- Passage:
——————————

The 2" and 4" fixtures are installed throughout the DMF Carson training facility — and Artafex 1 is now in the mix there too. If you visit, you're looking at a working installation of all three apertures. The ceiling does not lie.

Why Pinhole Trims Used to Cost You 60% of Your Output — and Why They Don't Anymore

Standard optics push light in a cone — a V spreading from the aperture outward. When you add a pinhole trim, you are physically cutting off most of what the cone was already producing. With a traditional optic, a pinhole trim can mean 60% light loss. Out of 1,000 lumens of warm dim output, you are delivering 400 to the room. You specified a beautiful fixture and installed a disappointment.

Traditional Optic · The Problem

Light spreads wide as a cone from the aperture. Add a pinhole trim and you're cutting off the majority of that spread before it exits the fixture. Result: 60% loss. 1,000 lumens in. 400 usable lumens out. The trim looks right. The room feels wrong.

Crossbeam Optic · The Fix (Artafex 2 + 4)

Two beams cross in an X pattern. The crosspoint sits precisely at the ceiling plate — exactly where the pinhole opening is. Light is concentrated where the aperture is, not spread wide before it gets there. Result: 20–30% loss instead of 60%. 700–800 usable lumens through the same pinhole. That is not a marginal improvement. That is a completely different fixture.

Artafex 1 takes the problem further upstream. Because the aperture is just one inch, DMF engineered a patent-pending three-stage optical assembly using silicone and glass — materials chosen specifically for optical clarity and precision — that achieves exceptional glare reduction at an aperture scale where traditional optics simply cannot compete. The result is a pinhole-scale opening that delivers serious output without the visual discomfort of an under-engineered 1" fixture trying to throw light through a hole it wasn't built for.

For Artafex 2 and 4: the crossbeam optics are two-piece and field-swappable. The diffusing lens pops out. The crossbeam optic behind it twists out with an orange alignment tab. Changing a beam angle costs seven dollars and takes thirty seconds. When a client changes their mind three weeks after rough-in — and they always change their mind — you are not ordering a new fixture. You are swapping an optic.

The demo move: hold a traditional optic next to a crossbeam optic and explain the geometry. When you show someone what's actually happening with their light output, the conversation about quality versus price immediately changes. Then pull out the material palette and show them what True Spectrum does to a red. That closes it.

CRI Is Eight Color Points. All of Them Are Pastels. True Spectrum Tests 99.

Standard CRI uses eight reference color samples. They are all pastels. A fixture can score 90+ CRI while rendering a saturated red as gray, a warm gold as washed-out, a deep blue as flat. If a designer selected stone, wood, brick, fabric, and tile for a project — and your lighting is making their materials look like they were photographed through a filter — you are undermining every finish decision that was made. And nobody will tell you that is the problem. They will just not call you for the next job.

——————————

[Some records]
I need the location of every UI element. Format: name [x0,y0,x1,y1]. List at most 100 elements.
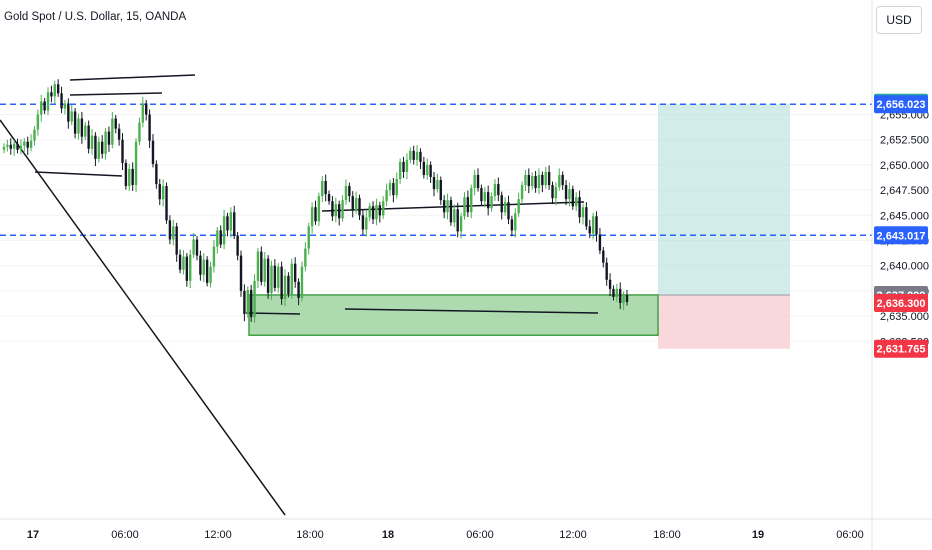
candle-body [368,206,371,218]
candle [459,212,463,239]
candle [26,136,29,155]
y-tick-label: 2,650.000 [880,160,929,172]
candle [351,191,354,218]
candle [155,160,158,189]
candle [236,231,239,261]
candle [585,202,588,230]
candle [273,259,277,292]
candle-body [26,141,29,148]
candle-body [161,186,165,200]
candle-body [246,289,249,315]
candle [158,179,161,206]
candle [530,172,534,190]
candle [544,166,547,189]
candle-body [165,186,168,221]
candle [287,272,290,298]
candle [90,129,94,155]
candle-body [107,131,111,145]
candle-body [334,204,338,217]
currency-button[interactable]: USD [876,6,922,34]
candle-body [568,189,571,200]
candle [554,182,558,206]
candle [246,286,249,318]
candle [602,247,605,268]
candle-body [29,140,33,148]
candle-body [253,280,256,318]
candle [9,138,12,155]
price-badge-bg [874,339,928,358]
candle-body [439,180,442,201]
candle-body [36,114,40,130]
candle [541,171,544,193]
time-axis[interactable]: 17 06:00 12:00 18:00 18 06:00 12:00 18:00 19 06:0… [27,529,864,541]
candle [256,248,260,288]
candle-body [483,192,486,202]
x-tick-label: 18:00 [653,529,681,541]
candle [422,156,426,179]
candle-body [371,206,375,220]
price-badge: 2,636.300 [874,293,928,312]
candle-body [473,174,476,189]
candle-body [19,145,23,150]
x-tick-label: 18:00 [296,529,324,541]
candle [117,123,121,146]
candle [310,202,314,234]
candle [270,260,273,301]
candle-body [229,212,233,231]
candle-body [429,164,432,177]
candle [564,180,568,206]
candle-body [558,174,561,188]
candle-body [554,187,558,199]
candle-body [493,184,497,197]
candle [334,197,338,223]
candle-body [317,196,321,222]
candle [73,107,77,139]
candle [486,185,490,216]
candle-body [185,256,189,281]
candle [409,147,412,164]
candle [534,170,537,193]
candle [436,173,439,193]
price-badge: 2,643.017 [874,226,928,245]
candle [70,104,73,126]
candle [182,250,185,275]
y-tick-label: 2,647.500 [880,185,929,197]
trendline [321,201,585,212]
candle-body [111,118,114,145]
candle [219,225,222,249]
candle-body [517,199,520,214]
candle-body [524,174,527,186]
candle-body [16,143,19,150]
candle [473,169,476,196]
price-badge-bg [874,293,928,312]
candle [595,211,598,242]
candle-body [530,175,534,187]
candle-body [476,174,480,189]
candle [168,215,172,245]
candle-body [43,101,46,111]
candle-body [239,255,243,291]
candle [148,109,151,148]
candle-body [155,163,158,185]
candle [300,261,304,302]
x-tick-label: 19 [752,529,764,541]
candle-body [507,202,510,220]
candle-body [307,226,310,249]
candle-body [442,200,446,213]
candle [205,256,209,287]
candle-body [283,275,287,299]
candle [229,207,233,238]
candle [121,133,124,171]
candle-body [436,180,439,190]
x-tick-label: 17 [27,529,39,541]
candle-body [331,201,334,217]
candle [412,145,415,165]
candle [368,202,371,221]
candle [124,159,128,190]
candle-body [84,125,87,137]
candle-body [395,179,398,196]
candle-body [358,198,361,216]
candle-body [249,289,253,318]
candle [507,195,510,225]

——————————

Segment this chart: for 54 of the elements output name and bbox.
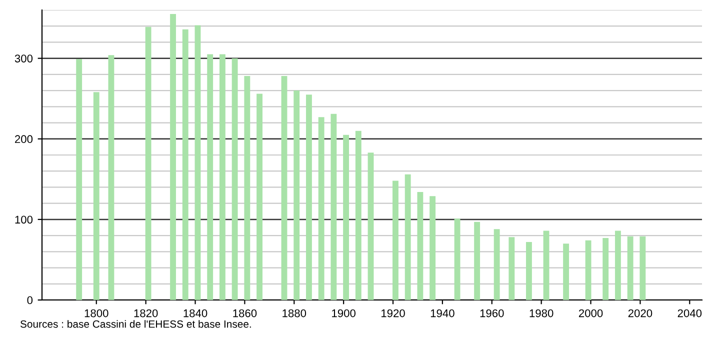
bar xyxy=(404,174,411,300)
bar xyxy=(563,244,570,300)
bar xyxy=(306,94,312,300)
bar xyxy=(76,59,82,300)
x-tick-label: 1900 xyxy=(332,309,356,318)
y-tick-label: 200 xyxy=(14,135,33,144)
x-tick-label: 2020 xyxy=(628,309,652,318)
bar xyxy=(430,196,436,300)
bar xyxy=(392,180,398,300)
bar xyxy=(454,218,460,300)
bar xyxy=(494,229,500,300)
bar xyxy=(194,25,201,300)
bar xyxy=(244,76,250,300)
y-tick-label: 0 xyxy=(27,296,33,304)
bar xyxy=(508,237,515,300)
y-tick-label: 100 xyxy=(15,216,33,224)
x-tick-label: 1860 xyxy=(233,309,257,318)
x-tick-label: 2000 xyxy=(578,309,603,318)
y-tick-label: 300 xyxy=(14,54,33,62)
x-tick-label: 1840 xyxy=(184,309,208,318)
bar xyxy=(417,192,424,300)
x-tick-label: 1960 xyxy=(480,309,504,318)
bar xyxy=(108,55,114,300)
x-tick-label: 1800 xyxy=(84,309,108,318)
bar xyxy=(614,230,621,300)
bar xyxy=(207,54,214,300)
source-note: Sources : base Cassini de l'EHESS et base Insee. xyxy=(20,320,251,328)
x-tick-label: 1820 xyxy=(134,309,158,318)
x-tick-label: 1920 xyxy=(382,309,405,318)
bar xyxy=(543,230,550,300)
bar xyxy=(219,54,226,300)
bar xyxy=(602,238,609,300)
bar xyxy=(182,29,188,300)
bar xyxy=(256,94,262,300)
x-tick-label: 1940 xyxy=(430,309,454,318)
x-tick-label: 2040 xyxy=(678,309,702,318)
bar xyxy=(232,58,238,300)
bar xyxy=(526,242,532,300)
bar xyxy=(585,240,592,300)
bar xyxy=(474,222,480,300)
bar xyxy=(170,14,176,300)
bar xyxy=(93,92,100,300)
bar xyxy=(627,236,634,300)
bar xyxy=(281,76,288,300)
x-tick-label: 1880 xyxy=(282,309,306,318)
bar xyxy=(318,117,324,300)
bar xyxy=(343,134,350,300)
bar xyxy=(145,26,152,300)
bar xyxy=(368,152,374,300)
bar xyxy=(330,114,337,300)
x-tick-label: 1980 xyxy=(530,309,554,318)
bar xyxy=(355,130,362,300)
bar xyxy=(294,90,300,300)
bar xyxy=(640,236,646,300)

——————————

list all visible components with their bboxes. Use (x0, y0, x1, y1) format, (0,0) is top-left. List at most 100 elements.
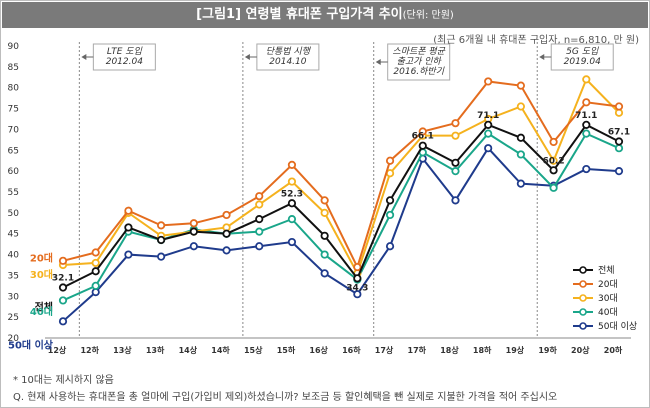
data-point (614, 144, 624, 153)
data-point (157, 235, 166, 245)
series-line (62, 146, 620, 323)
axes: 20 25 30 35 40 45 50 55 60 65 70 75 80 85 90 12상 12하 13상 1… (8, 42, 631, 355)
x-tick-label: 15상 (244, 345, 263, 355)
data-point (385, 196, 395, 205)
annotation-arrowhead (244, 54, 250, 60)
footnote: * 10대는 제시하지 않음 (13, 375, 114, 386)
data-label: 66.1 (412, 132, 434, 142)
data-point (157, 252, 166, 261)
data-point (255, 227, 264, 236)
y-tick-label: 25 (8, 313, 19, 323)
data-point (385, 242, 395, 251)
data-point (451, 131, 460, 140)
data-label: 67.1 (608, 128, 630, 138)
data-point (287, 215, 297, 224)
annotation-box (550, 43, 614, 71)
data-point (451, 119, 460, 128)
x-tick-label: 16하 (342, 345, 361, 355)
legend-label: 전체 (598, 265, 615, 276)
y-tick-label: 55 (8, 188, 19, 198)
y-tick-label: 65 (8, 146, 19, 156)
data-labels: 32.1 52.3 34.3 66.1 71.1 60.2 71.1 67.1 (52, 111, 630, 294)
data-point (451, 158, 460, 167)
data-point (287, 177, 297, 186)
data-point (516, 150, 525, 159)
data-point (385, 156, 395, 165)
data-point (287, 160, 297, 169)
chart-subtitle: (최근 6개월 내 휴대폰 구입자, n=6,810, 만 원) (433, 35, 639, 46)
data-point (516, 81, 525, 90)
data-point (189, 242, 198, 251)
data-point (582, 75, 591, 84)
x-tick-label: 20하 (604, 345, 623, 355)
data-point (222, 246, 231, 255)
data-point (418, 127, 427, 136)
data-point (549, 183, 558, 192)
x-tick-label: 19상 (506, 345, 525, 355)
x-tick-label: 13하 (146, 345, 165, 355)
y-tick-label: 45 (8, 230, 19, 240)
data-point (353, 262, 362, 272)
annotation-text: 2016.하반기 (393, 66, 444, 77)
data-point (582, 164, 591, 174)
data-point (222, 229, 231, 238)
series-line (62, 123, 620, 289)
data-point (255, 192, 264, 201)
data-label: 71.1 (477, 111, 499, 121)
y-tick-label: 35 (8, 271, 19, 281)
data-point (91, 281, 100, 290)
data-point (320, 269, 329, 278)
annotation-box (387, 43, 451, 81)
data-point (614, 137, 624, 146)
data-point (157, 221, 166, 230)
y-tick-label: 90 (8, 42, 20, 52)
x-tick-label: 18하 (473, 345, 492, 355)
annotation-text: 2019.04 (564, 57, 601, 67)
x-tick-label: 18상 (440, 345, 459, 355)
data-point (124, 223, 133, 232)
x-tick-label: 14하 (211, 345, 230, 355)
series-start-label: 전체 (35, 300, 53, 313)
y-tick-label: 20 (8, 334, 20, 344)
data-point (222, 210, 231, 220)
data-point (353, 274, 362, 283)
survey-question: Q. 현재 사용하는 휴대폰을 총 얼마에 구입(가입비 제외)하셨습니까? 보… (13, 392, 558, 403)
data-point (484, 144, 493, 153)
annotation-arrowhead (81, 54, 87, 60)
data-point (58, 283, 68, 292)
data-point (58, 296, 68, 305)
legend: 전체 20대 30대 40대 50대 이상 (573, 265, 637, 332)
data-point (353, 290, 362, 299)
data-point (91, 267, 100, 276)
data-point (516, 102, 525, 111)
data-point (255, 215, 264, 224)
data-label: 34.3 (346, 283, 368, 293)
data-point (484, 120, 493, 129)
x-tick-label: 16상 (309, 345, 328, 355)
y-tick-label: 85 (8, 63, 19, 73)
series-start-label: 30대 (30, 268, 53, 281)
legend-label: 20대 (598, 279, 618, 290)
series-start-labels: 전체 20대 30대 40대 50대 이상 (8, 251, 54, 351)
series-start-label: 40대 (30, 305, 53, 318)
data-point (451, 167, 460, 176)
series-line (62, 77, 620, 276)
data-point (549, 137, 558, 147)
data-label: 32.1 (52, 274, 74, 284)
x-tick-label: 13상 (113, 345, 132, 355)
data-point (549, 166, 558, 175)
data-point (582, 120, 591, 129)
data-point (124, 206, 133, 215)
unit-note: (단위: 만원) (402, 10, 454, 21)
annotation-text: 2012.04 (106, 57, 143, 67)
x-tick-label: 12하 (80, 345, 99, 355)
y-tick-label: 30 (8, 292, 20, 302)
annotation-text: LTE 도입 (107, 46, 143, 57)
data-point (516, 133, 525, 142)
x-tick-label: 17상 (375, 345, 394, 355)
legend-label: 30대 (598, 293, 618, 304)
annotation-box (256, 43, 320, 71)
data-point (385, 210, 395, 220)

——————————

Extend the passage about DMF's Artafex lighting fixtures, picking up right after its final sentence.

The entire Artafex family — 1", 2", 4", Linear, and Cylinders — runs the True Spectrum chipset, tested against 99 color points across the full spectrum via TM30. Artafex 1 uses the same chipset as Artafex 2 and 4. That matters: if you're running Artafex 1 for accent emphasis and Artafex 2 for ambient in the same room, the color rendering is identical. There is no "the accent fixtures look different" conversation. There is no conversation. It just looks right.

Standard CRI

8 Reference Points

All pastels. A fixture can score a 90 CRI and still render saturated colors incorrectly. The test was designed in the 1960s for a different industry problem.

True Spectrum · TM-30

99 Reference Points · All Three Apertures

Full spectrum coverage including saturated reds, deep blues, warm golds, natural greens. Artafex 1, 2, and 4 all share the same chipset. The designer's materials look the same under every aperture in the room.

The Designer Conversation

Their Work Looks Better

Interior designers spend a professional lifetime curating finishes. The idea that a $30 fixture could compromise that work — and that there's a fix — resonates immediately. Get the material palette. Use it on every walkthrough. It does more work in sixty seconds than any brochure.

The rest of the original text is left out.